WHAT TO WORK ON: Copy out every line of the material below word for word, leaving out the pictures.

Dataset rows:

○ ○ ○ ○

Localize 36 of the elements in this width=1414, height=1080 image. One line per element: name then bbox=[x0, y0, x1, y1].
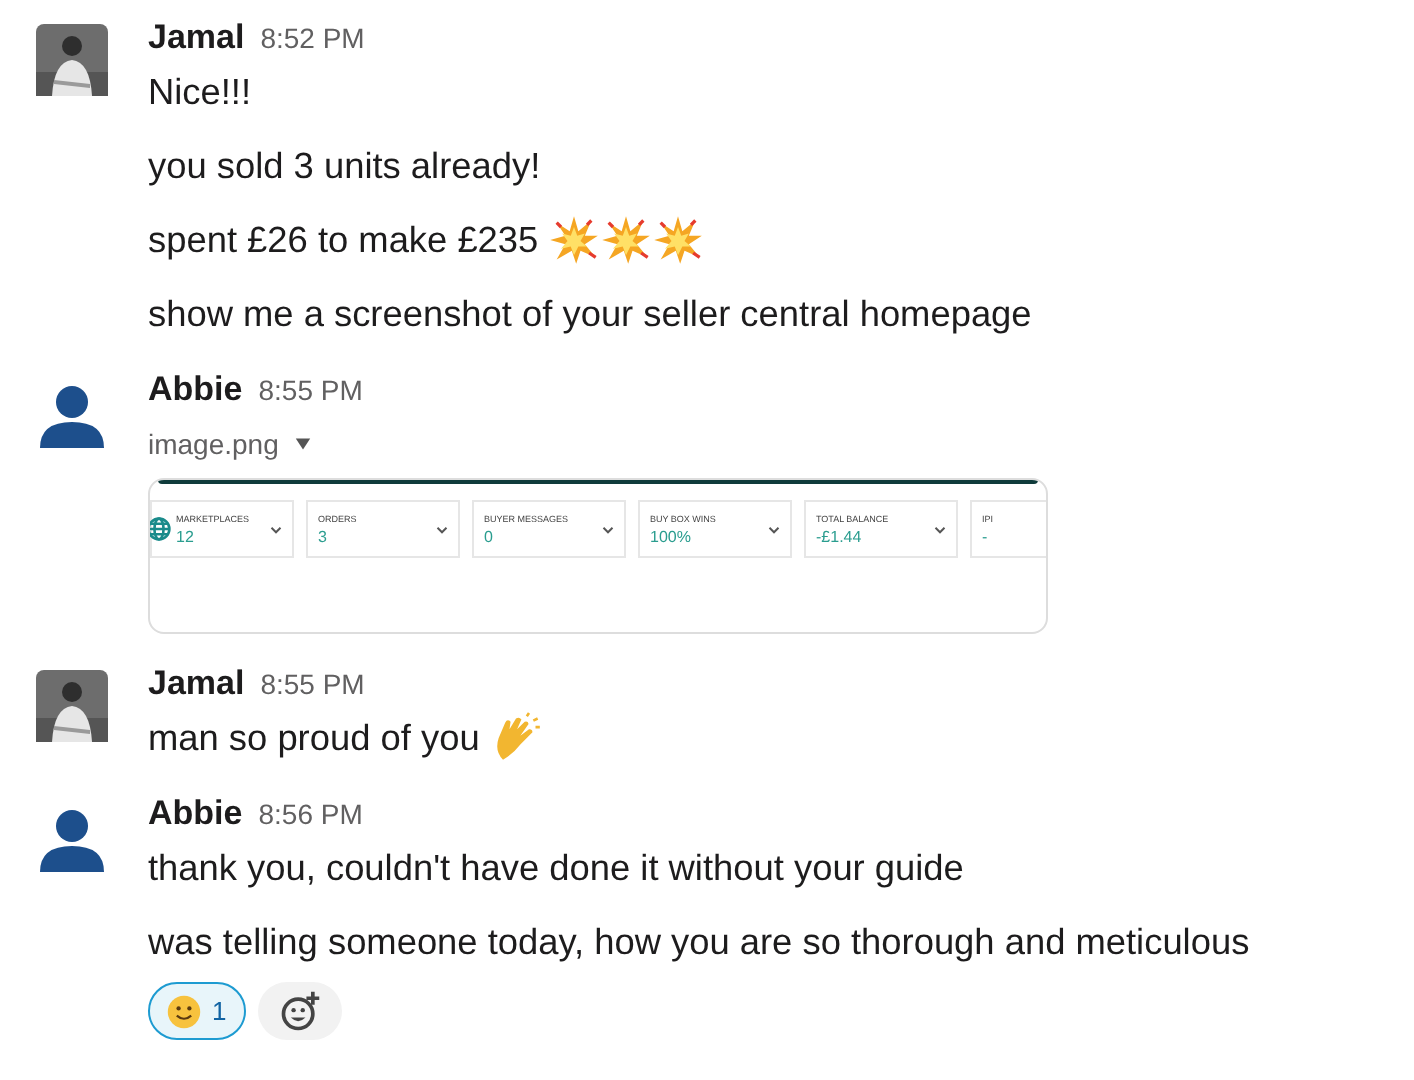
message-text: you sold 3 units already! bbox=[148, 144, 541, 190]
add-reaction-button[interactable] bbox=[258, 982, 343, 1040]
timestamp[interactable]: 8:52 PM bbox=[260, 22, 365, 54]
file-name[interactable]: image.png bbox=[148, 428, 279, 460]
message-text: spent £26 to make £235 bbox=[148, 218, 539, 264]
message-text: thank you, couldn't have done it without your guide bbox=[148, 846, 964, 892]
author-name[interactable]: Jamal bbox=[148, 664, 245, 704]
metric-value: 3 bbox=[318, 527, 329, 547]
timestamp[interactable]: 8:55 PM bbox=[258, 374, 363, 406]
chevron-icon bbox=[602, 525, 614, 533]
metric-value: 100% bbox=[650, 527, 693, 547]
smiley-icon bbox=[166, 993, 202, 1029]
author-name[interactable]: Jamal bbox=[148, 18, 245, 58]
metric-value: -£1.44 bbox=[816, 527, 864, 547]
message-text: man so proud of you bbox=[148, 716, 480, 762]
add-emoji-icon bbox=[278, 989, 323, 1033]
message-text: was telling someone today, how you are so thorough and meticulous bbox=[148, 920, 1250, 966]
message-text: Nice!!! bbox=[148, 70, 252, 116]
chevron-icon bbox=[270, 525, 282, 533]
metric-value: - bbox=[982, 527, 990, 547]
collision-icon bbox=[600, 214, 653, 266]
message-text: show me a screenshot of your seller central homepage bbox=[148, 292, 1032, 338]
author-name[interactable]: Abbie bbox=[148, 370, 243, 410]
timestamp[interactable]: 8:55 PM bbox=[260, 668, 365, 700]
author-name[interactable]: Abbie bbox=[148, 794, 243, 834]
reaction-button[interactable]: 1 bbox=[148, 982, 247, 1040]
chevron-icon bbox=[768, 525, 780, 533]
chevron-icon bbox=[436, 525, 448, 533]
caret-icon[interactable] bbox=[294, 438, 313, 450]
collision-icon bbox=[652, 214, 705, 266]
collision-icon bbox=[548, 214, 601, 266]
globe-icon bbox=[150, 516, 172, 542]
metric-value: 12 bbox=[176, 527, 196, 547]
chevron-icon bbox=[934, 525, 946, 533]
timestamp[interactable]: 8:56 PM bbox=[258, 798, 363, 830]
metric-value: 0 bbox=[484, 527, 495, 547]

○ ○ ○ ○

TASK ANSWER:
Localize 36 of the elements in this width=1414, height=1080 image. One line per element: name then bbox=[x0, y0, x1, y1].
message-text: you sold 3 units already! bbox=[148, 144, 541, 190]
add-reaction-button[interactable] bbox=[258, 982, 343, 1040]
timestamp[interactable]: 8:52 PM bbox=[260, 22, 365, 54]
file-name[interactable]: image.png bbox=[148, 428, 279, 460]
message-text: spent £26 to make £235 bbox=[148, 218, 539, 264]
message-text: thank you, couldn't have done it without your guide bbox=[148, 846, 964, 892]
author-name[interactable]: Jamal bbox=[148, 664, 245, 704]
metric-value: 3 bbox=[318, 527, 329, 547]
timestamp[interactable]: 8:55 PM bbox=[258, 374, 363, 406]
chevron-icon bbox=[602, 525, 614, 533]
metric-value: 100% bbox=[650, 527, 693, 547]
smiley-icon bbox=[166, 993, 202, 1029]
author-name[interactable]: Jamal bbox=[148, 18, 245, 58]
metric-value: -£1.44 bbox=[816, 527, 864, 547]
message-text: man so proud of you bbox=[148, 716, 480, 762]
add-emoji-icon bbox=[278, 989, 323, 1033]
message-text: was telling someone today, how you are so thorough and meticulous bbox=[148, 920, 1250, 966]
message-text: Nice!!! bbox=[148, 70, 252, 116]
chevron-icon bbox=[270, 525, 282, 533]
metric-value: - bbox=[982, 527, 990, 547]
collision-icon bbox=[600, 214, 653, 266]
message-text: show me a screenshot of your seller central homepage bbox=[148, 292, 1032, 338]
author-name[interactable]: Abbie bbox=[148, 370, 243, 410]
timestamp[interactable]: 8:55 PM bbox=[260, 668, 365, 700]
author-name[interactable]: Abbie bbox=[148, 794, 243, 834]
reaction-button[interactable]: 1 bbox=[148, 982, 247, 1040]
chevron-icon bbox=[768, 525, 780, 533]
chevron-icon bbox=[436, 525, 448, 533]
caret-icon[interactable] bbox=[294, 438, 313, 450]
collision-icon bbox=[652, 214, 705, 266]
collision-icon bbox=[548, 214, 601, 266]
globe-icon bbox=[150, 516, 172, 542]
metric-value: 12 bbox=[176, 527, 196, 547]
chevron-icon bbox=[934, 525, 946, 533]
timestamp[interactable]: 8:56 PM bbox=[258, 798, 363, 830]
metric-value: 0 bbox=[484, 527, 495, 547]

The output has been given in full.